> [Requirement]:
Give back exactly the lines from the one holding "Read out every word on this page." to the bottom of the material, both included, and nothing more. No pictures.

— start Data for this task —

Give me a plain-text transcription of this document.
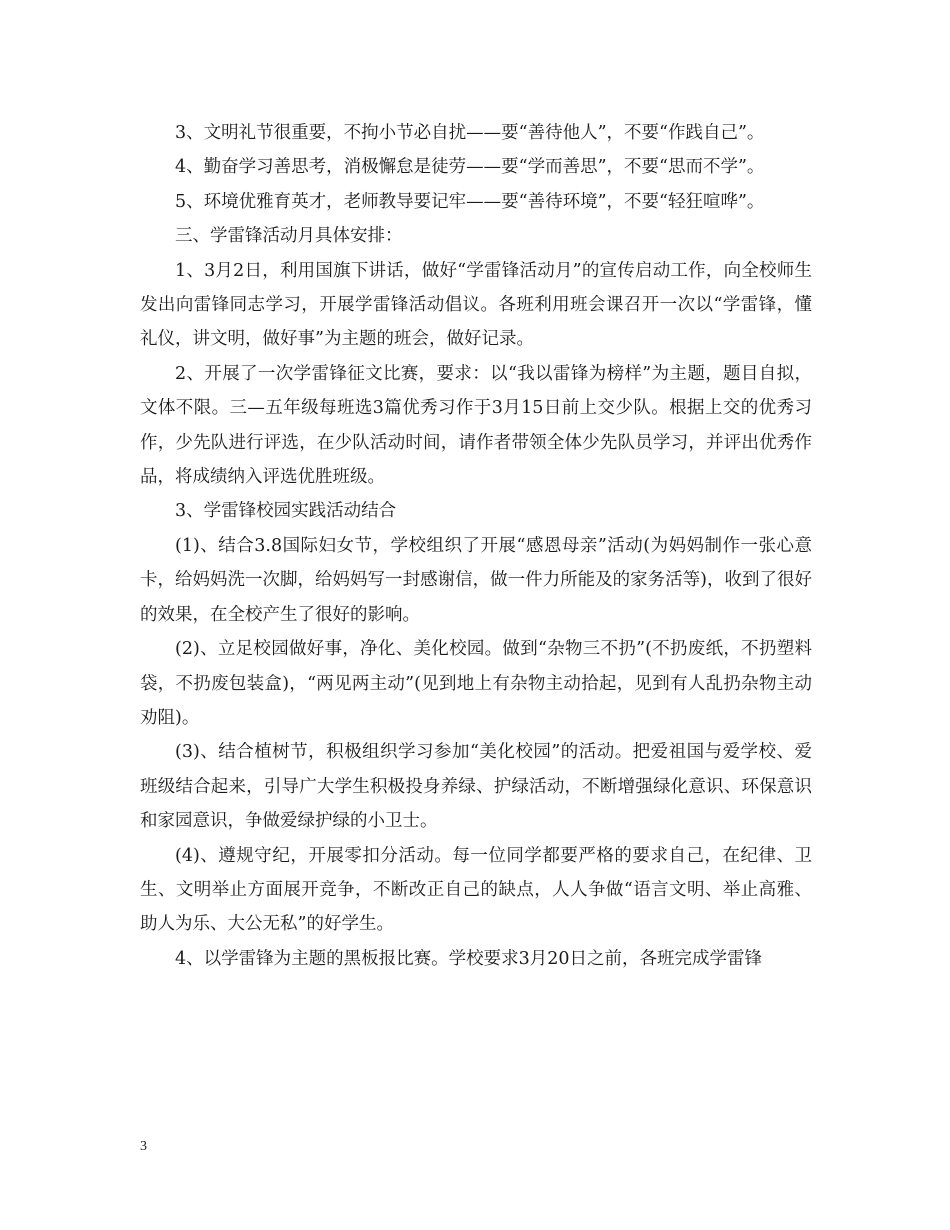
3、文明礼节很重要，不拘小节必自扰——要“善待他人”，不要“作践自己”。

4、勤奋学习善思考，消极懈怠是徒劳——要“学而善思”，不要“思而不学”。

5、环境优雅育英才，老师教导要记牢——要“善待环境”，不要“轻狂喧哗”。

三、学雷锋活动月具体安排：

1、3月2日，利用国旗下讲话，做好“学雷锋活动月”的宣传启动工作，向全校师生发出向雷锋同志学习，开展学雷锋活动倡议。各班利用班会课召开一次以“学雷锋，懂礼仪，讲文明，做好事”为主题的班会，做好记录。

2、开展了一次学雷锋征文比赛，要求：以“我以雷锋为榜样”为主题，题目自拟，文体不限。三—五年级每班选3篇优秀习作于3月15日前上交少队。根据上交的优秀习作，少先队进行评选，在少队活动时间，请作者带领全体少先队员学习，并评出优秀作品，将成绩纳入评选优胜班级。

3、学雷锋校园实践活动结合

(1)、结合3.8国际妇女节，学校组织了开展“感恩母亲”活动(为妈妈制作一张心意卡，给妈妈洗一次脚，给妈妈写一封感谢信，做一件力所能及的家务活等)，收到了很好的效果，在全校产生了很好的影响。

(2)、立足校园做好事，净化、美化校园。做到“杂物三不扔”(不扔废纸，不扔塑料袋，不扔废包装盒)，“两见两主动”(见到地上有杂物主动拾起，见到有人乱扔杂物主动劝阻)。

(3)、结合植树节，积极组织学习参加“美化校园”的活动。把爱祖国与爱学校、爱班级结合起来，引导广大学生积极投身养绿、护绿活动，不断增强绿化意识、环保意识和家园意识，争做爱绿护绿的小卫士。

(4)、遵规守纪，开展零扣分活动。每一位同学都要严格的要求自己，在纪律、卫生、文明举止方面展开竞争，不断改正自己的缺点，人人争做“语言文明、举止高雅、助人为乐、大公无私”的好学生。

4、以学雷锋为主题的黑板报比赛。学校要求3月20日之前，各班完成学雷锋

3
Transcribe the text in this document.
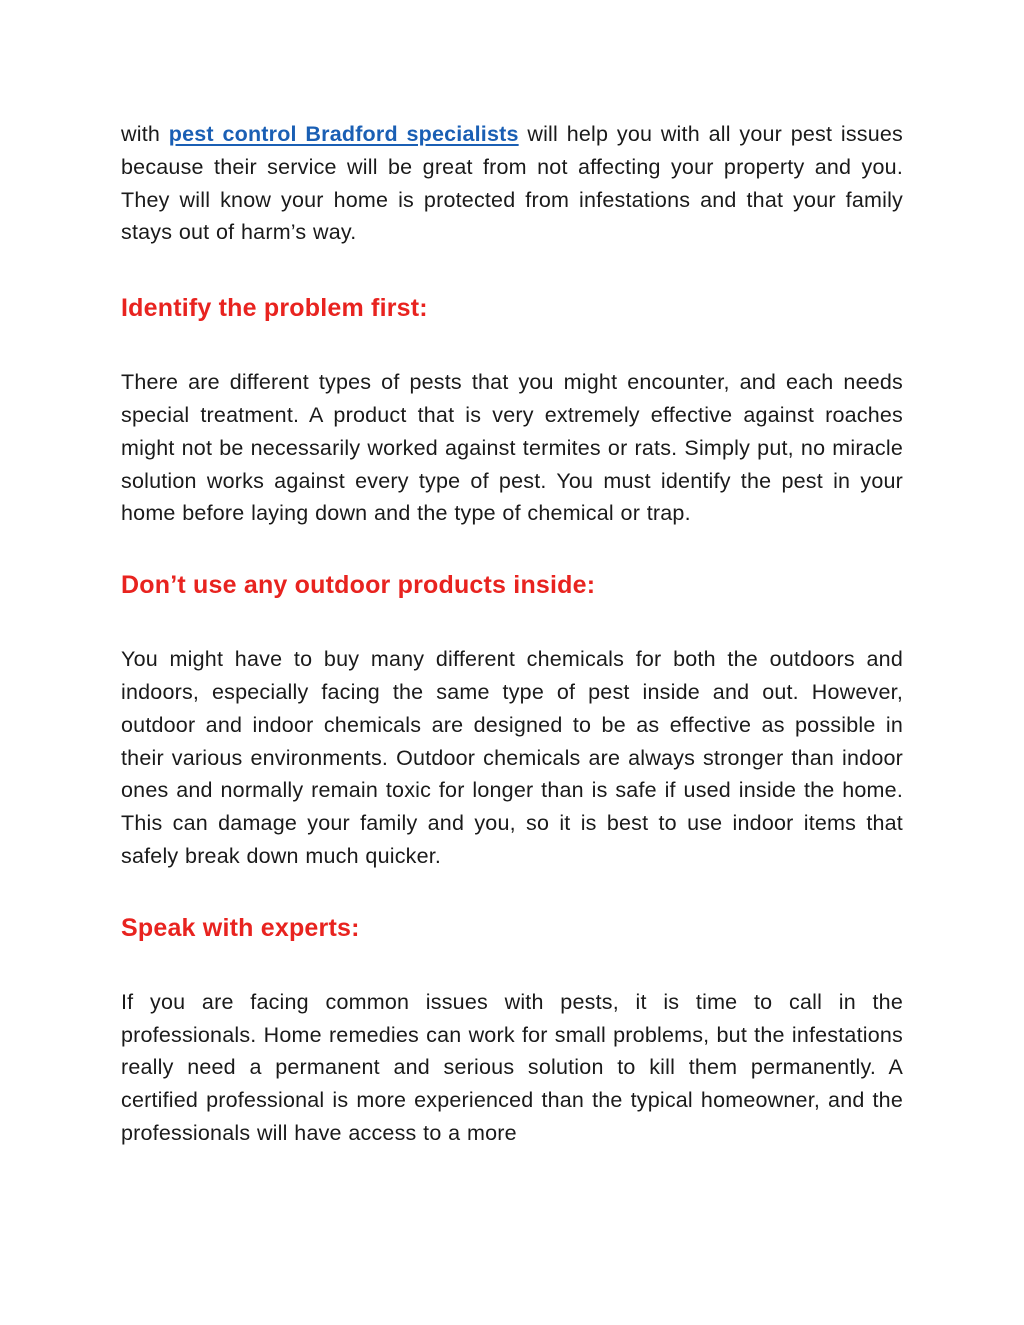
with pest control Bradford specialists will help you with all your pest issues because their service will be great from not affecting your property and you. They will know your home is protected from infestations and that your family stays out of harm’s way.

Identify the problem first:

There are different types of pests that you might encounter, and each needs special treatment. A product that is very extremely effective against roaches might not be necessarily worked against termites or rats. Simply put, no miracle solution works against every type of pest. You must identify the pest in your home before laying down and the type of chemical or trap.

Don’t use any outdoor products inside:

You might have to buy many different chemicals for both the outdoors and indoors, especially facing the same type of pest inside and out. However, outdoor and indoor chemicals are designed to be as effective as possible in their various environments. Outdoor chemicals are always stronger than indoor ones and normally remain toxic for longer than is safe if used inside the home. This can damage your family and you, so it is best to use indoor items that safely break down much quicker.

Speak with experts:

If you are facing common issues with pests, it is time to call in the professionals. Home remedies can work for small problems, but the infestations really need a permanent and serious solution to kill them permanently. A certified professional is more experienced than the typical homeowner, and the professionals will have access to a more
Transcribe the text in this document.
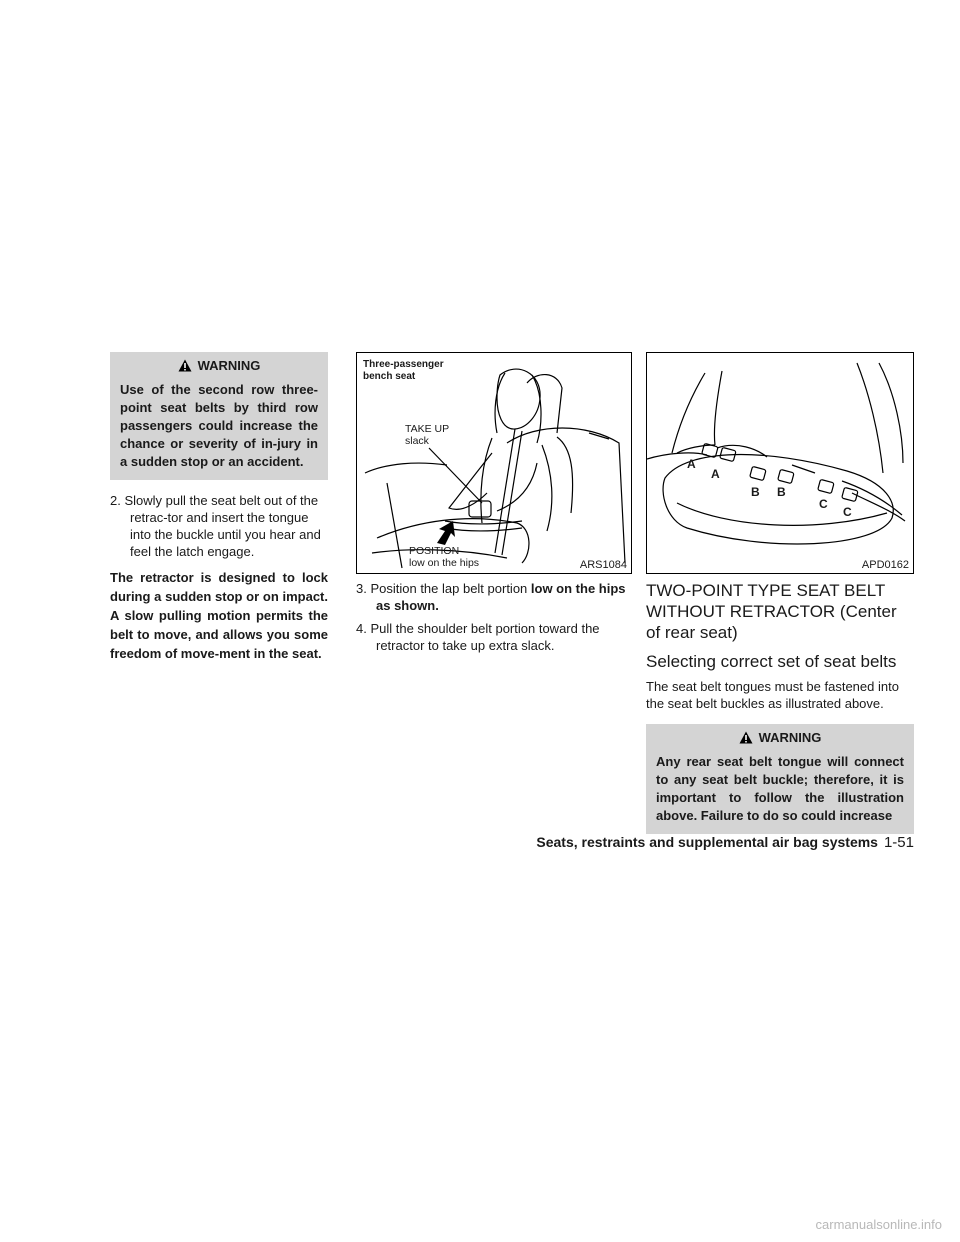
WARNING
Use of the second row three-point seat belts by third row passengers could increase the chance or severity of in-jury in a sudden stop or an accident.

2. Slowly pull the seat belt out of the retrac-tor and insert the tongue into the buckle until you hear and feel the latch engage.

The retractor is designed to lock during a sudden stop or on impact. A slow pulling motion permits the belt to move, and allows you some freedom of move-ment in the seat.

Three-passenger
bench seat
TAKE UP
slack
POSITION
low on the hips	ARS1084

3. Position the lap belt portion low on the hips as shown.

4. Pull the shoulder belt portion toward the retractor to take up extra slack.

A
A
B B
C
C
APD0162
TWO-POINT TYPE SEAT BELT WITHOUT RETRACTOR (Center of rear seat)
Selecting correct set of seat belts

The seat belt tongues must be fastened into the seat belt buckles as illustrated above.

WARNING
Any rear seat belt tongue will connect to any seat belt buckle; therefore, it is important to follow the illustration above. Failure to do so could increase
Seats, restraints and supplemental air bag systems 1-51
carmanualsonline.info
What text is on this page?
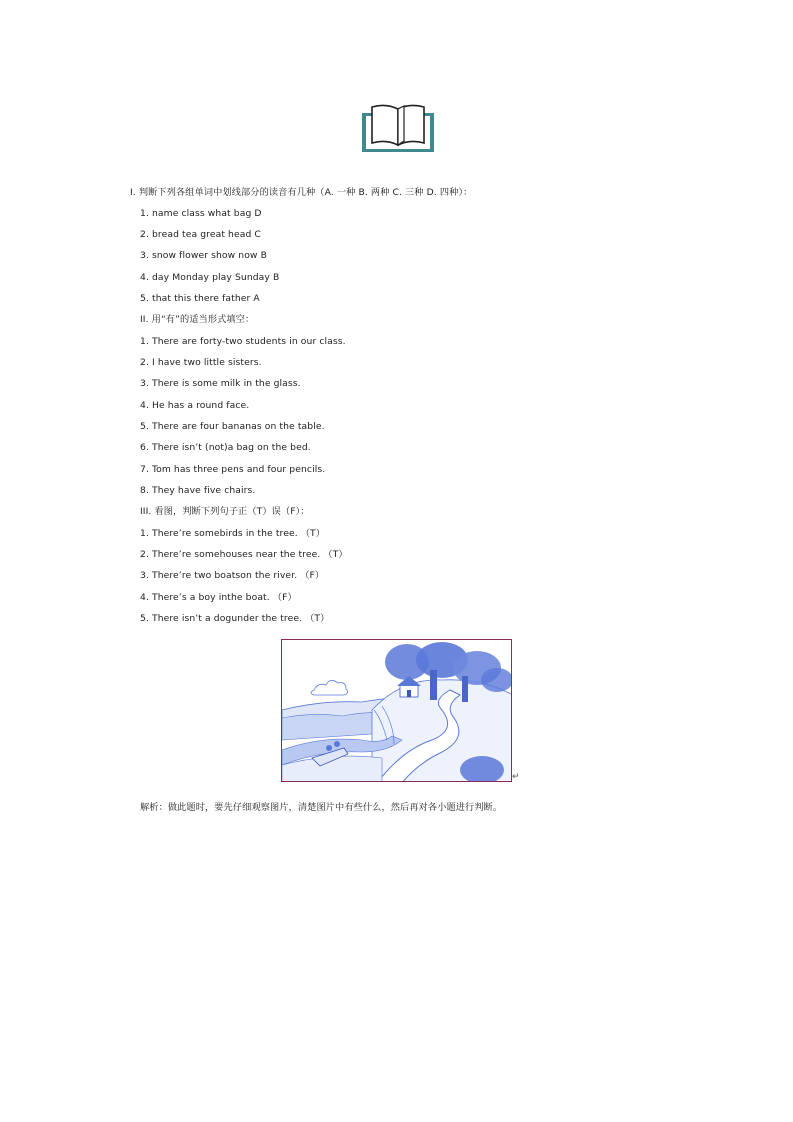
I. 判断下列各组单词中划线部分的读音有几种（A. 一种 B. 两种 C. 三种 D. 四种）：
1. name class what bag D
2. bread tea great head C
3. snow flower show now B
4. day Monday play Sunday B
5. that this there father A
II. 用“有”的适当形式填空：
1. There are forty-two students in our class.
2. I have two little sisters.
3. There is some milk in the glass.
4. He has a round face.
5. There are four bananas on the table.
6. There isn’t (not)a bag on the bed.
7. Tom has three pens and four pencils.
8. They have five chairs.
III. 看图，判断下列句子正（T）误（F）：
1. There’re somebirds in the tree. （T）
2. There’re somehouses near the tree. （T）
3. There’re two boatson the river. （F）
4. There’s a boy inthe boat. （F）
5. There isn’t a dogunder the tree. （T）
↵
解析：做此题时，要先仔细观察图片，清楚图片中有些什么，然后再对各小题进行判断。
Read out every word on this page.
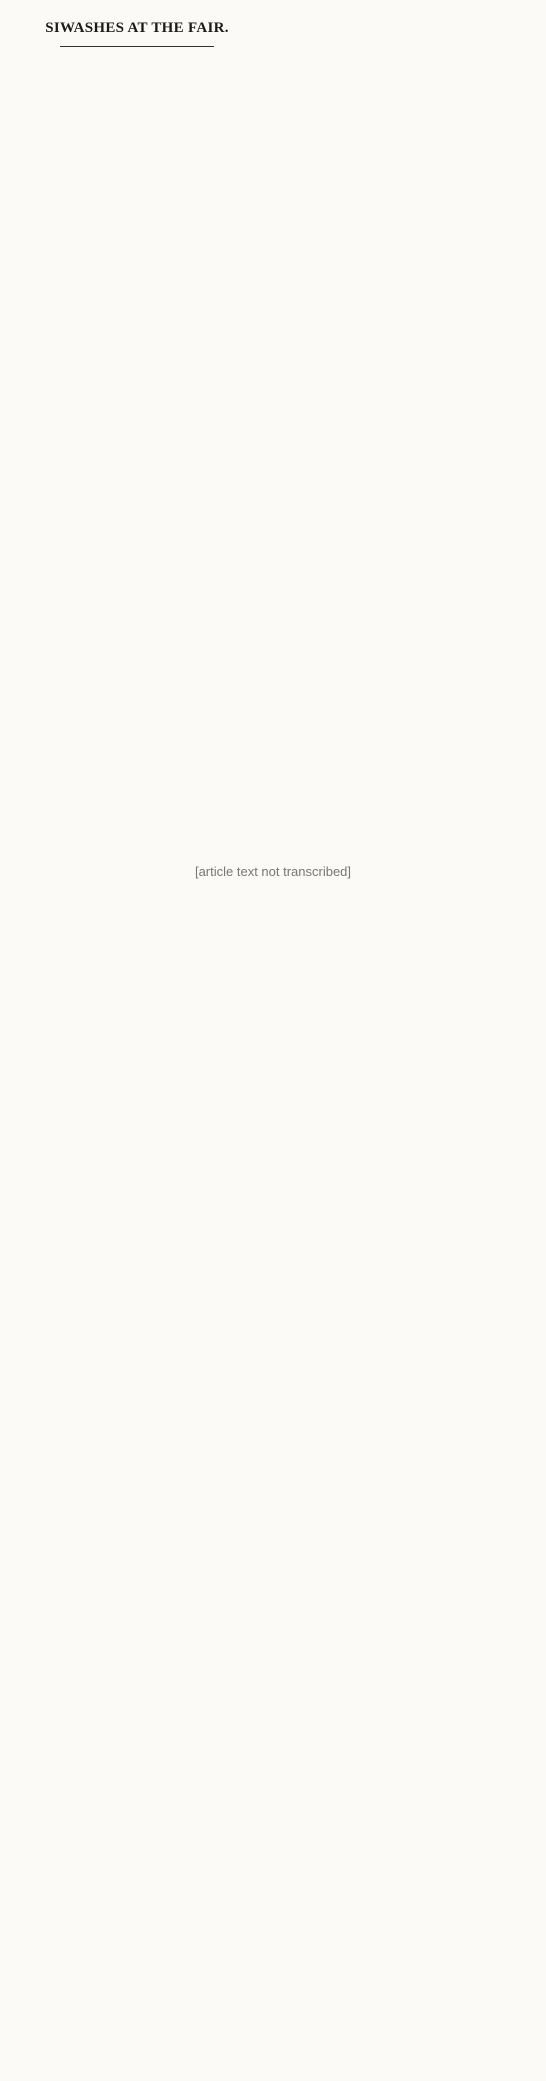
SIWASHES AT THE FAIR.
[article text not transcribed]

— end Data for this task —

> [Output below]:
Read out every word on this page.
SIWASHES AT THE FAIR.
[article text not transcribed]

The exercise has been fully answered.